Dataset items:
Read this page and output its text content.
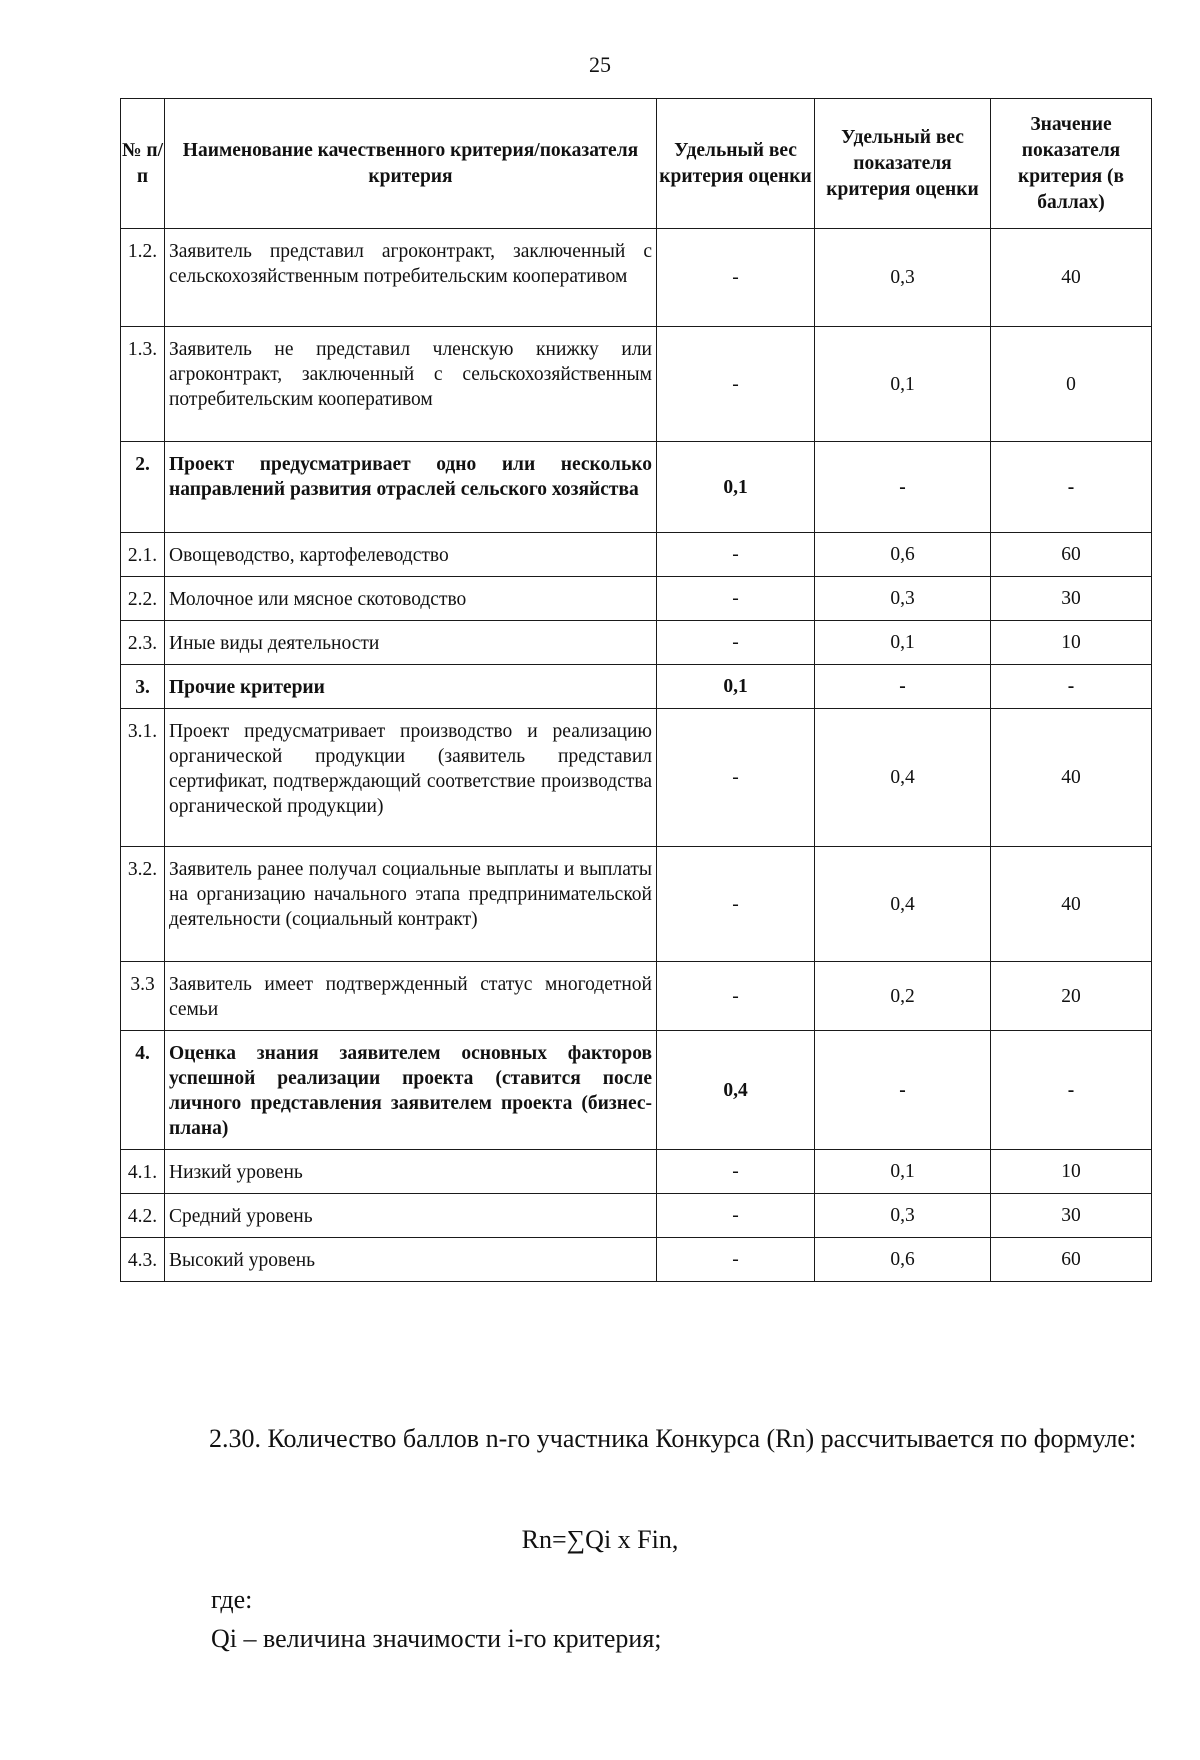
25
№ п/п	Наименование качественного критерия/показателя критерия	Удельный вес критерия оценки	Удельный вес показателя критерия оценки	Значение показателя критерия (в баллах)
1.2.	Заявитель представил агроконтракт, заключенный с сельскохозяйственным потребительским кооперативом	-	0,3	40
1.3.	Заявитель не представил членскую книжку или агроконтракт, заключенный с сельскохозяйственным потребительским кооперативом	-	0,1	0
2.	Проект предусматривает одно или несколько направлений развития отраслей сельского хозяйства	0,1	-	-
2.1.	Овощеводство, картофелеводство	-	0,6	60
2.2.	Молочное или мясное скотоводство	-	0,3	30
2.3.	Иные виды деятельности	-	0,1	10
3.	Прочие критерии	0,1	-	-
3.1.	Проект предусматривает производство и реализацию органической продукции (заявитель представил сертификат, подтверждающий соответствие производства органической продукции)	-	0,4	40
3.2.	Заявитель ранее получал социальные выплаты и выплаты на организацию начального этапа предпринимательской деятельности (социальный контракт)	-	0,4	40
3.3	Заявитель имеет подтвержденный статус многодетной семьи	-	0,2	20
4.	Оценка знания заявителем основных факторов успешной реализации проекта (ставится после личного представления заявителем проекта (бизнес-плана)	0,4	-	-
4.1.	Низкий уровень	-	0,1	10
4.2.	Средний уровень	-	0,3	30
4.3.	Высокий уровень	-	0,6	60
2.30. Количество баллов n-го участника Конкурса (Rn) рассчитывается по формуле:
Rn=∑Qi x Fin,
где:
Qi – величина значимости i-го критерия;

- [Your task]
Copy out the data above exactly, except the pictures.

- [Answer in full]
Read this page and output its text content.
25
№ п/п	Наименование качественного критерия/показателя критерия	Удельный вес критерия оценки	Удельный вес показателя критерия оценки	Значение показателя критерия (в баллах)
1.2.	Заявитель представил агроконтракт, заключенный с сельскохозяйственным потребительским кооперативом	-	0,3	40
1.3.	Заявитель не представил членскую книжку или агроконтракт, заключенный с сельскохозяйственным потребительским кооперативом	-	0,1	0
2.	Проект предусматривает одно или несколько направлений развития отраслей сельского хозяйства	0,1	-	-
2.1.	Овощеводство, картофелеводство	-	0,6	60
2.2.	Молочное или мясное скотоводство	-	0,3	30
2.3.	Иные виды деятельности	-	0,1	10
3.	Прочие критерии	0,1	-	-
3.1.	Проект предусматривает производство и реализацию органической продукции (заявитель представил сертификат, подтверждающий соответствие производства органической продукции)	-	0,4	40
3.2.	Заявитель ранее получал социальные выплаты и выплаты на организацию начального этапа предпринимательской деятельности (социальный контракт)	-	0,4	40
3.3	Заявитель имеет подтвержденный статус многодетной семьи	-	0,2	20
4.	Оценка знания заявителем основных факторов успешной реализации проекта (ставится после личного представления заявителем проекта (бизнес-плана)	0,4	-	-
4.1.	Низкий уровень	-	0,1	10
4.2.	Средний уровень	-	0,3	30
4.3.	Высокий уровень	-	0,6	60
2.30. Количество баллов n-го участника Конкурса (Rn) рассчитывается по формуле:
Rn=∑Qi x Fin,
где:
Qi – величина значимости i-го критерия;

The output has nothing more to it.